Task prompt: Your task is to write out the complete listing exactly as it is shown.

Task input:
-- BEGIN --

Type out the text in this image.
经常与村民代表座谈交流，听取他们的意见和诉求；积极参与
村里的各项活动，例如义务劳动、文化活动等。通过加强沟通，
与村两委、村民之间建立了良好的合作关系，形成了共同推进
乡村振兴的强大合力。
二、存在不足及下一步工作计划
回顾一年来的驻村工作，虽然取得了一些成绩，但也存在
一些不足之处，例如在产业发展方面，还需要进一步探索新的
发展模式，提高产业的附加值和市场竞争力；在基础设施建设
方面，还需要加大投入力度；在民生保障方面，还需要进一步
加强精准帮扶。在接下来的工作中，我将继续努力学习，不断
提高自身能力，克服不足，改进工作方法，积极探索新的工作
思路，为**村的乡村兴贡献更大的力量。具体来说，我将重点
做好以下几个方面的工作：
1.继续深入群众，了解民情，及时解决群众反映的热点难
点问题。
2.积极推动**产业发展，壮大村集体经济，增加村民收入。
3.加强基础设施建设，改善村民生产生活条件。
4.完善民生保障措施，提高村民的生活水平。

-- END --

Task response:
Type out the text in this image.
经常与村民代表座谈交流，听取他们的意见和诉求；积极参与
村里的各项活动，例如义务劳动、文化活动等。通过加强沟通，
与村两委、村民之间建立了良好的合作关系，形成了共同推进
乡村振兴的强大合力。
二、存在不足及下一步工作计划
回顾一年来的驻村工作，虽然取得了一些成绩，但也存在
一些不足之处，例如在产业发展方面，还需要进一步探索新的
发展模式，提高产业的附加值和市场竞争力；在基础设施建设
方面，还需要加大投入力度；在民生保障方面，还需要进一步
加强精准帮扶。在接下来的工作中，我将继续努力学习，不断
提高自身能力，克服不足，改进工作方法，积极探索新的工作
思路，为**村的乡村兴贡献更大的力量。具体来说，我将重点
做好以下几个方面的工作：
1.继续深入群众，了解民情，及时解决群众反映的热点难
点问题。
2.积极推动**产业发展，壮大村集体经济，增加村民收入。
3.加强基础设施建设，改善村民生产生活条件。
4.完善民生保障措施，提高村民的生活水平。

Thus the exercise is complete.